### Task goal:
Pictures are not part of the copy; repeat everything else in the records exactly.

● ● ●

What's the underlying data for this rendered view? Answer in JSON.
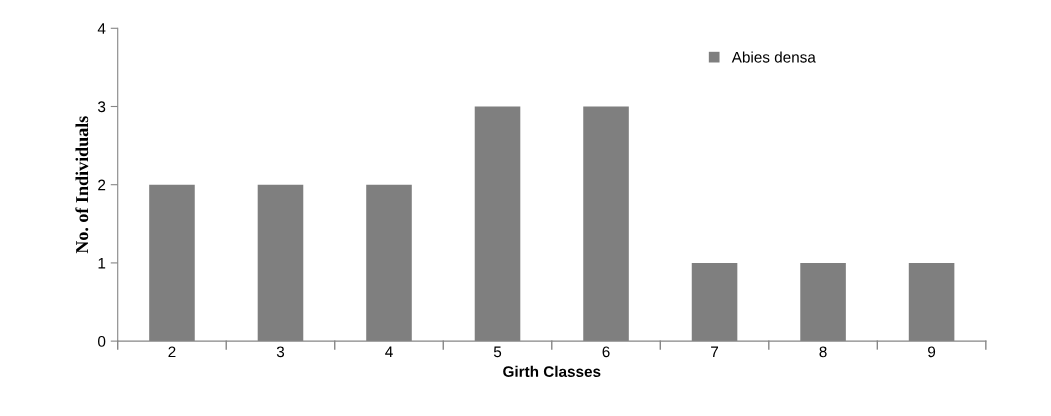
{
  "chart_data": {
    "type": "bar",
    "xlabel": "Girth Classes",
    "ylabel": "No. of Individuals",
    "categories": [
      "2",
      "3",
      "4",
      "5",
      "6",
      "7",
      "8",
      "9"
    ],
    "series": [
      {
        "name": "Abies densa",
        "color": "#7f7f7f",
        "values": [
          2,
          2,
          2,
          3,
          3,
          1,
          1,
          1
        ]
      }
    ],
    "ylim": [
      0,
      4
    ],
    "yticks": [
      0,
      1,
      2,
      3,
      4
    ],
    "grid": false,
    "legend": "top right"
  }
}
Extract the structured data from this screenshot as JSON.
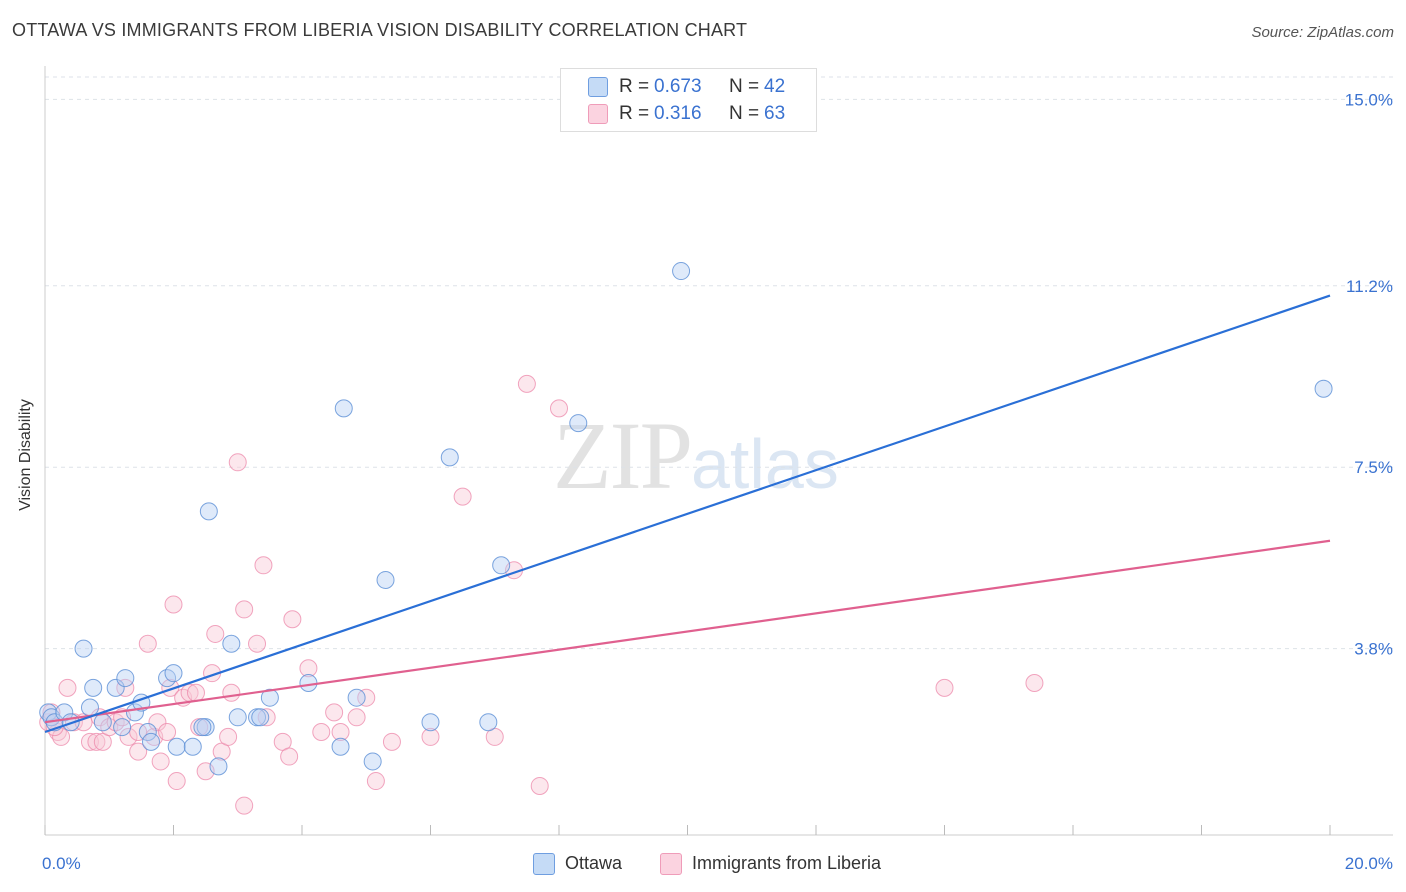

● ● ●

### The result:
What's the underlying data for this rendered view? Answer in JSON.
{
  "chart_data": {
    "type": "bar",
    "xlabel": "Girth Classes",
    "ylabel": "No. of Individuals",
    "categories": [
      "2",
      "3",
      "4",
      "5",
      "6",
      "7",
      "8",
      "9"
    ],
    "series": [
      {
        "name": "Abies densa",
        "color": "#7f7f7f",
        "values": [
          2,
          2,
          2,
          3,
          3,
          1,
          1,
          1
        ]
      }
    ],
    "ylim": [
      0,
      4
    ],
    "yticks": [
      0,
      1,
      2,
      3,
      4
    ],
    "grid": false,
    "legend": "top right"
  }
}
Extract the structured data from this screenshot as JSON.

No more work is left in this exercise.